REQUIRED TASK: Reproduce the records below word for word, from their first line through the line that holds "article-headline: 'Reality without", both lines included.
───── DATA RECORDS
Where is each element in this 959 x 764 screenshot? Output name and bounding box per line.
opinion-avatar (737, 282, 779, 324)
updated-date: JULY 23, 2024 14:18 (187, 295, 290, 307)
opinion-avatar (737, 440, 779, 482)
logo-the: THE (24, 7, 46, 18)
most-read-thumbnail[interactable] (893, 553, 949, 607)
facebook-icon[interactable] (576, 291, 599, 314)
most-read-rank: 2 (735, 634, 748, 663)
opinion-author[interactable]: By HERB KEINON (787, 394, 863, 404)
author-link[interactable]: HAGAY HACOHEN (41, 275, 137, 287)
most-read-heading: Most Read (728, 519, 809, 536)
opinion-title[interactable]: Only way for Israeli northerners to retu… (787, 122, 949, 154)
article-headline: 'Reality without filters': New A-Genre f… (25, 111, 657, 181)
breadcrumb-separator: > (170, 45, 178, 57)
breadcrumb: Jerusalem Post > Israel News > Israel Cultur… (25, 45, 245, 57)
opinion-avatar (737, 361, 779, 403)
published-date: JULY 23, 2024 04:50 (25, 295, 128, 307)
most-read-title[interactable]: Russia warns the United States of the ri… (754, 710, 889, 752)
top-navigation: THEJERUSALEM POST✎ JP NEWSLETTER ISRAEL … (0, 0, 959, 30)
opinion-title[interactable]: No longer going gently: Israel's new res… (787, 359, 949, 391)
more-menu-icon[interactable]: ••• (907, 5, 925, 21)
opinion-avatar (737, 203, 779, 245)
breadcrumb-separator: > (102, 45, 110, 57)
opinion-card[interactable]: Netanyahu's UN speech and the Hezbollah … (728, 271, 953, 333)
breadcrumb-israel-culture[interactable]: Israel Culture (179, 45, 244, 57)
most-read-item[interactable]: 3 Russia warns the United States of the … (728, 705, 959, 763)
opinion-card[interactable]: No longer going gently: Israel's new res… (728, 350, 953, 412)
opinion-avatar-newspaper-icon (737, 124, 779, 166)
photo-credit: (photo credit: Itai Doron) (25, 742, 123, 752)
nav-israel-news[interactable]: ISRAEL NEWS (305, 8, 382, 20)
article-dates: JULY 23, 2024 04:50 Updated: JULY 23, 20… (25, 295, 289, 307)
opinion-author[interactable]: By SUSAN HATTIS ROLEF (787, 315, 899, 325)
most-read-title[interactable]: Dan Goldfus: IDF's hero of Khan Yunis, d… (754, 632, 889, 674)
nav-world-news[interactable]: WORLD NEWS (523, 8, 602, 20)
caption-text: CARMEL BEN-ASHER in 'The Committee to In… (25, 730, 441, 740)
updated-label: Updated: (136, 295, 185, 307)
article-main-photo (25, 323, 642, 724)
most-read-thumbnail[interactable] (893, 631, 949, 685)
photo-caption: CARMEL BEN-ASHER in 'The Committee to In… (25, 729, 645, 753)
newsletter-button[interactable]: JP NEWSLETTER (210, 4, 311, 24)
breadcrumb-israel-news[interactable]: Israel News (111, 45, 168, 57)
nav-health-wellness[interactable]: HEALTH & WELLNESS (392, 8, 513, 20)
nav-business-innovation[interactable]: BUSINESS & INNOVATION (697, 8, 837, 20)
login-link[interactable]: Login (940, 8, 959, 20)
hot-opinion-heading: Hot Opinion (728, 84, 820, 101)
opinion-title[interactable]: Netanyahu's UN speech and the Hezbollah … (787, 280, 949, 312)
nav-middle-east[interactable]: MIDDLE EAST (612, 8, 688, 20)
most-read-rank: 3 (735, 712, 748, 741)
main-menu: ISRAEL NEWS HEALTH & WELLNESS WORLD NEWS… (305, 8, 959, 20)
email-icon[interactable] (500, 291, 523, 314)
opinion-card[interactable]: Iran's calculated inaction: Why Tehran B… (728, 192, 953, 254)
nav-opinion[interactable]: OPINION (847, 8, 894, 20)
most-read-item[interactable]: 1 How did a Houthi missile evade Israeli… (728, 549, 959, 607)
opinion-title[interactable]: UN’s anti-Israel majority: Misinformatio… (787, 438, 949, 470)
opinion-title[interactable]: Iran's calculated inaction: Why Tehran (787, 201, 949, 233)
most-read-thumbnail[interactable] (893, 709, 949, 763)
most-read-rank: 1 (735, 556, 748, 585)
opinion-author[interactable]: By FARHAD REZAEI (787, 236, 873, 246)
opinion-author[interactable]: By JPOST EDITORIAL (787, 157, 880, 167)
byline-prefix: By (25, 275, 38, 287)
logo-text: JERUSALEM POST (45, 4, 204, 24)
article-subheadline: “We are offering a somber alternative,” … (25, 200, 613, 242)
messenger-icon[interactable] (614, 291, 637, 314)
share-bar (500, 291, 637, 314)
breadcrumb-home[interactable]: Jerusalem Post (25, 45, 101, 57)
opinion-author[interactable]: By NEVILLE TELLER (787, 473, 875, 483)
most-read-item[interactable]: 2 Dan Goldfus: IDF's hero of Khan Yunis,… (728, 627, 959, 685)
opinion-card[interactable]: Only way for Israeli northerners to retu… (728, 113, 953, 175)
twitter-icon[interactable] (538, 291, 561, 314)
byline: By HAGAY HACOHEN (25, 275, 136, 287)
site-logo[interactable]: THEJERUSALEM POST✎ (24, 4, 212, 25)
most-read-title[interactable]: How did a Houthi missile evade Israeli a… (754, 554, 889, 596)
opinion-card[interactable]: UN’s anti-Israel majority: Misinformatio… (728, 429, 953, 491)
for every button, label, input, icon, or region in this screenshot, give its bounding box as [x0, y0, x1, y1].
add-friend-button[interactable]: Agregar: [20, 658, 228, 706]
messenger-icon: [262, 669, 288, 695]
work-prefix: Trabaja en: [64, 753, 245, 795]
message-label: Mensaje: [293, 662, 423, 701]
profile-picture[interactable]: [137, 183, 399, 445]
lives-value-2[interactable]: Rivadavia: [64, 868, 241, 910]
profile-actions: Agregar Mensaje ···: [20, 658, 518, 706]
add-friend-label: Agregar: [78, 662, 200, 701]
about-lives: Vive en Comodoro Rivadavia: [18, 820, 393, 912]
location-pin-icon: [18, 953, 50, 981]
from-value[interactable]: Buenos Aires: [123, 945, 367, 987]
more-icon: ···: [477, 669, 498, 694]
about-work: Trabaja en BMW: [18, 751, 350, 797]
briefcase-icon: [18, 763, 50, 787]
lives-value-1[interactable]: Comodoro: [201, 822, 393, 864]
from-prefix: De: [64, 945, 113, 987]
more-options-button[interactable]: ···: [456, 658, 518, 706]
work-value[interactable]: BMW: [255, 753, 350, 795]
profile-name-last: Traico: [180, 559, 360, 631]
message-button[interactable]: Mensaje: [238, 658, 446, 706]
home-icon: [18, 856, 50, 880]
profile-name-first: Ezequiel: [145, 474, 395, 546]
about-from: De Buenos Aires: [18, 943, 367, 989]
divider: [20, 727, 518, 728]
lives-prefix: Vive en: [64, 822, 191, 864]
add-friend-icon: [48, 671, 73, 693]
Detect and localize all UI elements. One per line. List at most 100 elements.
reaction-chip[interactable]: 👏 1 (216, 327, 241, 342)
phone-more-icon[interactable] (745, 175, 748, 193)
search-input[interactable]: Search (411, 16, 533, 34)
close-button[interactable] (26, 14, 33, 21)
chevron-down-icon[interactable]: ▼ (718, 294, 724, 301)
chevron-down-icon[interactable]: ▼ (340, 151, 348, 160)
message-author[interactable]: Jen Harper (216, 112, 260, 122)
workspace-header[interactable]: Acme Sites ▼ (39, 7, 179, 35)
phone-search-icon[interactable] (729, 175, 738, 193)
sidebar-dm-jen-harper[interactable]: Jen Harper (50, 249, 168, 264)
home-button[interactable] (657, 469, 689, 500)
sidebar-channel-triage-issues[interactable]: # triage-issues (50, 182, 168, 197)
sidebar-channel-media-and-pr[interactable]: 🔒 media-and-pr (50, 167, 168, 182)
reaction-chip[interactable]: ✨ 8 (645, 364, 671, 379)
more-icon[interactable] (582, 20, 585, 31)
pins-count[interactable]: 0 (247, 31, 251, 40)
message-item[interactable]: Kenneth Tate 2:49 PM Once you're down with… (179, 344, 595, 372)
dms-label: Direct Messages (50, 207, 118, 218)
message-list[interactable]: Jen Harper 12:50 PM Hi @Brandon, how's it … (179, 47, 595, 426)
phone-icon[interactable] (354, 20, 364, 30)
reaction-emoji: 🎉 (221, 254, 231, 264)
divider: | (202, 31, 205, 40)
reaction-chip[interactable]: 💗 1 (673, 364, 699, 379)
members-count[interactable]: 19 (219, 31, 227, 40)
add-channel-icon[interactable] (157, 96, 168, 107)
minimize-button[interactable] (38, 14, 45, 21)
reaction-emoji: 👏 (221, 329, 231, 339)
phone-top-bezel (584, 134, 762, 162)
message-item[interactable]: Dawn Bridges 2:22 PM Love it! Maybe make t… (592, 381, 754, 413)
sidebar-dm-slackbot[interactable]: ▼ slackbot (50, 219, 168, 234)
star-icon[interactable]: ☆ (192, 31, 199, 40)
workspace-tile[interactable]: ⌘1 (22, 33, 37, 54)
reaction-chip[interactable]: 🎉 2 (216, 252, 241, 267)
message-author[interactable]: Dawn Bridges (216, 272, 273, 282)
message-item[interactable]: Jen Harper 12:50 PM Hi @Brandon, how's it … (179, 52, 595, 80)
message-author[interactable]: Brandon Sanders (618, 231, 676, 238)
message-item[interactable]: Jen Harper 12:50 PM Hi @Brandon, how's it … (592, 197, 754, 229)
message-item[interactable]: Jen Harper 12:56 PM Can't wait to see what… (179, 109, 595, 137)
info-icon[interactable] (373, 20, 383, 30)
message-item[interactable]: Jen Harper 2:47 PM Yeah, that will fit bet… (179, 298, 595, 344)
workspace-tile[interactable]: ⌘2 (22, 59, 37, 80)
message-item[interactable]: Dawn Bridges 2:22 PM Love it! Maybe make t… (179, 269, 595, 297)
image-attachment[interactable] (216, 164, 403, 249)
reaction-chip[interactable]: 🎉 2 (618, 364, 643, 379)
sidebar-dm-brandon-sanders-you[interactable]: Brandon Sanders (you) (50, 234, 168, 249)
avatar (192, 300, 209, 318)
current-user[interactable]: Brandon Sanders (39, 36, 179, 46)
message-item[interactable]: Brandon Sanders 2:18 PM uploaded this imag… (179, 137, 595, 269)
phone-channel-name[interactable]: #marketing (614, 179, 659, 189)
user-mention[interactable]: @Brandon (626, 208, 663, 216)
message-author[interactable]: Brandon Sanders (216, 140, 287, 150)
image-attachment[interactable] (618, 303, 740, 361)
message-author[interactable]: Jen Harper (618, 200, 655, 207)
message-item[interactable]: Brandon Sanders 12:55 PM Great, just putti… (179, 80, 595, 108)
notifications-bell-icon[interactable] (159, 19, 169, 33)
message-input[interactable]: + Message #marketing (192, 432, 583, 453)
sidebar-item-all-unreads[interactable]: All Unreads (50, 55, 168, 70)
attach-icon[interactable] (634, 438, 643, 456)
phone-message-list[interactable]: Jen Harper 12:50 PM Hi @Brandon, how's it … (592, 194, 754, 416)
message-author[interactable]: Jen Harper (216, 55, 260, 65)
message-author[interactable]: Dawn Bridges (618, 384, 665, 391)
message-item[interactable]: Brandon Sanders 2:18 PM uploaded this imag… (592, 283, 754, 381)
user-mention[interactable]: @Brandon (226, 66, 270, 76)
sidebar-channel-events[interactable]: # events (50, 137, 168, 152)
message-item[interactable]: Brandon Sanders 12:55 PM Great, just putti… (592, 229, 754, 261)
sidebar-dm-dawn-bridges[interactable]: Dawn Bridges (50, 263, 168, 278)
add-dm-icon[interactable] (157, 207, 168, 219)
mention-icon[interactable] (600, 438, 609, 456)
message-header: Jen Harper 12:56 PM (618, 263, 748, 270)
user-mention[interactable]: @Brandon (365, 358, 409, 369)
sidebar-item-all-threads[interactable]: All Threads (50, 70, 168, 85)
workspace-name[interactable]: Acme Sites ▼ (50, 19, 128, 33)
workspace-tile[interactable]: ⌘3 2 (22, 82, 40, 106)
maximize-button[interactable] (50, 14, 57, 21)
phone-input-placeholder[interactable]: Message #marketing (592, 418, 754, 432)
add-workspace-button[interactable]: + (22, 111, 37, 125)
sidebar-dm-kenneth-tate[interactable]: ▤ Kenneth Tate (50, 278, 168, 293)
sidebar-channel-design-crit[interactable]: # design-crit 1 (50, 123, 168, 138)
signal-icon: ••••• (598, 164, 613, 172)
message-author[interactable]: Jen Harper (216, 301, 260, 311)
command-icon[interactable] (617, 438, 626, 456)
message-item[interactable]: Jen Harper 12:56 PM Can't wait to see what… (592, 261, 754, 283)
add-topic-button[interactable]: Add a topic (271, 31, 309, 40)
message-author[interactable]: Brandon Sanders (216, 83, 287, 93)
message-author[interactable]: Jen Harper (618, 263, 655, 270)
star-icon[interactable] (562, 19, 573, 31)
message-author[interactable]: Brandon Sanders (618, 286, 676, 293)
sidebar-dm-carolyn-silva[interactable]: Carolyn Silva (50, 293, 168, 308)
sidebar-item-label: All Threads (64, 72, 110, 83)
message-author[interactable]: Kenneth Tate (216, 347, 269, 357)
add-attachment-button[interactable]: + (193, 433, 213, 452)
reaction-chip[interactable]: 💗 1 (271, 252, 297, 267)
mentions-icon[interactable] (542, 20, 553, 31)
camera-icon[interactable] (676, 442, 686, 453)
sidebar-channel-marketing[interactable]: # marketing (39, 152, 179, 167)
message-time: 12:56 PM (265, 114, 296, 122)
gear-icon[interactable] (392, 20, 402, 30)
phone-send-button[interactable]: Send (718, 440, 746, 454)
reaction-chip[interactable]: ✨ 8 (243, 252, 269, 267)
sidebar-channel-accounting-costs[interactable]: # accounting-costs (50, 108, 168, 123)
──────────
EXERCISE OUTPUT:
Where is each element in this 959 x 764 screenshot? Output name and bounding box per line.
opinion-avatar (737, 282, 779, 324)
updated-date: JULY 23, 2024 14:18 (187, 295, 290, 307)
opinion-avatar (737, 440, 779, 482)
logo-the: THE (24, 7, 46, 18)
most-read-thumbnail[interactable] (893, 553, 949, 607)
facebook-icon[interactable] (576, 291, 599, 314)
most-read-rank: 2 (735, 634, 748, 663)
opinion-author[interactable]: By HERB KEINON (787, 394, 863, 404)
author-link[interactable]: HAGAY HACOHEN (41, 275, 137, 287)
most-read-heading: Most Read (728, 519, 809, 536)
opinion-title[interactable]: Only way for Israeli northerners to retu… (787, 122, 949, 154)
article-headline: 'Reality without filters': New A-Genre f… (25, 111, 657, 181)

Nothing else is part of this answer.